### The task
Pick out each line containing the string "조사완료".

== Listing

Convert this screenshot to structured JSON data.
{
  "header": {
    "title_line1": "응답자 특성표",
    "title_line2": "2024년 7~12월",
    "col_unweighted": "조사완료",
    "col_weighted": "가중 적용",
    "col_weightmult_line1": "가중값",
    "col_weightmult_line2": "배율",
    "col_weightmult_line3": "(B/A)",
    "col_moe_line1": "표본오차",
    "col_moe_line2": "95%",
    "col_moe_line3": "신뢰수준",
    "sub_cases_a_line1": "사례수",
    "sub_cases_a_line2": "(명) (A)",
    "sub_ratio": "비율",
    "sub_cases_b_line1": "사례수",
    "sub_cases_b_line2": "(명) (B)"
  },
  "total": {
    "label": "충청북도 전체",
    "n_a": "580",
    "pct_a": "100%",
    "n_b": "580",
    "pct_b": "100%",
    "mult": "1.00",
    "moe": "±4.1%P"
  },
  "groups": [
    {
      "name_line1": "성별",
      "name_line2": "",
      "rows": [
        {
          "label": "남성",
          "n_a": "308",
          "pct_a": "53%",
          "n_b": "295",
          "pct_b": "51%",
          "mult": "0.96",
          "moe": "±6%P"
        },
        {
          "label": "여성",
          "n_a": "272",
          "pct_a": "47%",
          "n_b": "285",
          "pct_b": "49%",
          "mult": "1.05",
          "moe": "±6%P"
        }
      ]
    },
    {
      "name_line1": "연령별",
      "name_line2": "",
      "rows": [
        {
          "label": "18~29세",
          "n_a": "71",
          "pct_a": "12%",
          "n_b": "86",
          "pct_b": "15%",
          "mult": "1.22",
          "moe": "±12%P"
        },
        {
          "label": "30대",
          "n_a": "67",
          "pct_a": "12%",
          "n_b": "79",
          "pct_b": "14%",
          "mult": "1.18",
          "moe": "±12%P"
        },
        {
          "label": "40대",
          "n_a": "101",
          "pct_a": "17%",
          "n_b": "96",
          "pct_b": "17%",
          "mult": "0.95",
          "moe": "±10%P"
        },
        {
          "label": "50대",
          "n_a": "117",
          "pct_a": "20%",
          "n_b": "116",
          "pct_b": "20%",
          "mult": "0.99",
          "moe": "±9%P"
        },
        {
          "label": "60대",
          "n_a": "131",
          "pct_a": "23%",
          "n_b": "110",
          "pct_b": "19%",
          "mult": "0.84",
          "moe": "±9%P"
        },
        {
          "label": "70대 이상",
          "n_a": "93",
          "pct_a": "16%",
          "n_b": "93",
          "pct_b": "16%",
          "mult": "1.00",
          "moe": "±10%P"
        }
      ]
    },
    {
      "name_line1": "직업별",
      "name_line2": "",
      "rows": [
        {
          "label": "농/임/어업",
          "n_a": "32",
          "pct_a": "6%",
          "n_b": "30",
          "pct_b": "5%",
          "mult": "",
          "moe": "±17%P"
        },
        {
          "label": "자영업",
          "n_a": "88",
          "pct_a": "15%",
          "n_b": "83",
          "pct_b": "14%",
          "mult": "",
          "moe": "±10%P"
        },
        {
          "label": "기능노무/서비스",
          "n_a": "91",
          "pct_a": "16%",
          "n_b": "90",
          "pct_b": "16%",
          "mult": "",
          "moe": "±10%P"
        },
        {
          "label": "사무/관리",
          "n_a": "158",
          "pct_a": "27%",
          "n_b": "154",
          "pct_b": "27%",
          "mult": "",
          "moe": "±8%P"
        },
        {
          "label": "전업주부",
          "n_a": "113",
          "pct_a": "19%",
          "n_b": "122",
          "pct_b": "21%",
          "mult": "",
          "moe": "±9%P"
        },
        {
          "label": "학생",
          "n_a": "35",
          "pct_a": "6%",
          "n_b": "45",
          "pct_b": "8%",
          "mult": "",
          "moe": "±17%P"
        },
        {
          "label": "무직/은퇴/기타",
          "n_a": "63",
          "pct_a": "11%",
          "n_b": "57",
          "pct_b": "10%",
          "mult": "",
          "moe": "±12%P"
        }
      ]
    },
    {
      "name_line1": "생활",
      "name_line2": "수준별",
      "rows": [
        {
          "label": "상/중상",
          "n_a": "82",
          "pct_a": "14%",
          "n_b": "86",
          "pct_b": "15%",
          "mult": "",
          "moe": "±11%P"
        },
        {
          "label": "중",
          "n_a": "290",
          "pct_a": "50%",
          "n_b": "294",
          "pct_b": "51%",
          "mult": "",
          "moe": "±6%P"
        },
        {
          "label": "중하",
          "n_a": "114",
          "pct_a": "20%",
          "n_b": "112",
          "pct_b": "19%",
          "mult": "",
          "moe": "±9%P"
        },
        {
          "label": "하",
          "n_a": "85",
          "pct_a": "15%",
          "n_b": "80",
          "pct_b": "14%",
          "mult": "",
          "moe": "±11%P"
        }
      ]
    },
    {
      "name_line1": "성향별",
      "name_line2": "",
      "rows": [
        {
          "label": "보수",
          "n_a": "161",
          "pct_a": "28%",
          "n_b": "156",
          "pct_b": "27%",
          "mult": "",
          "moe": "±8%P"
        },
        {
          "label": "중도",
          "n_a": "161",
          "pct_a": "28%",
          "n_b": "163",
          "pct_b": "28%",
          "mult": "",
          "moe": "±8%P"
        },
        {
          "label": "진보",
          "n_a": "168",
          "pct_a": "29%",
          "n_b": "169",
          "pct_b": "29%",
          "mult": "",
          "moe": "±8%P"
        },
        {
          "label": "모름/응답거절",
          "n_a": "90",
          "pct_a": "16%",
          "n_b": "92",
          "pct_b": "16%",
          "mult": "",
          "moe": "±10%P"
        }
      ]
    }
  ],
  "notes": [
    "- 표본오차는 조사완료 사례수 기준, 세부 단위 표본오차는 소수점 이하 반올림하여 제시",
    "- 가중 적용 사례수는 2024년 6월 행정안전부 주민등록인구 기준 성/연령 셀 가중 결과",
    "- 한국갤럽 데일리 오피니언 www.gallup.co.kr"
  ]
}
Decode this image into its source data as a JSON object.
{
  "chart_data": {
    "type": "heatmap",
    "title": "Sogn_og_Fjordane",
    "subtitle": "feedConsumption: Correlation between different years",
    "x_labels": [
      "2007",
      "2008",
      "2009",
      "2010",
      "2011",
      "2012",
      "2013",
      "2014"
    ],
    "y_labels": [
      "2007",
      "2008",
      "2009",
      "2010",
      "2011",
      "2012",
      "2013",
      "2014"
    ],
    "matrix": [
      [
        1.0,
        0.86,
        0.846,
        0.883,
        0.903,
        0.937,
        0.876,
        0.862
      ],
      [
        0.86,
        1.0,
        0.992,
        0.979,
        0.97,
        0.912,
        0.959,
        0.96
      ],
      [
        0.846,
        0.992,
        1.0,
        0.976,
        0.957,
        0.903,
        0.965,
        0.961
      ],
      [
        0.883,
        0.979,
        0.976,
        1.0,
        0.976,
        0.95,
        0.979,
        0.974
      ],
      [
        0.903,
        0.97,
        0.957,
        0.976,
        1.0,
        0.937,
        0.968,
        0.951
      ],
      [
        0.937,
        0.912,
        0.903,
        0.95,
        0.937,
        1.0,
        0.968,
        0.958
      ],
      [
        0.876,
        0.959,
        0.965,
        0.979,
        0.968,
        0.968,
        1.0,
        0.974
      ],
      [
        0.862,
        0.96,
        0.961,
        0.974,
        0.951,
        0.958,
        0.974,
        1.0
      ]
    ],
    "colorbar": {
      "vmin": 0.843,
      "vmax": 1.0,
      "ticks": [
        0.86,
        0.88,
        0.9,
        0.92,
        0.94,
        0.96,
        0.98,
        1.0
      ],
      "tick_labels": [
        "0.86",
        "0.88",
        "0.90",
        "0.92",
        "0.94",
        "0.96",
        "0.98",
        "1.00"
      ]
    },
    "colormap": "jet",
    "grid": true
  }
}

====

### Task response
    "col_unweighted": "조사완료",
    "- 표본오차는 조사완료 사례수 기준, 세부 단위 표본오차는 소수점 이하 반올림하여 제시",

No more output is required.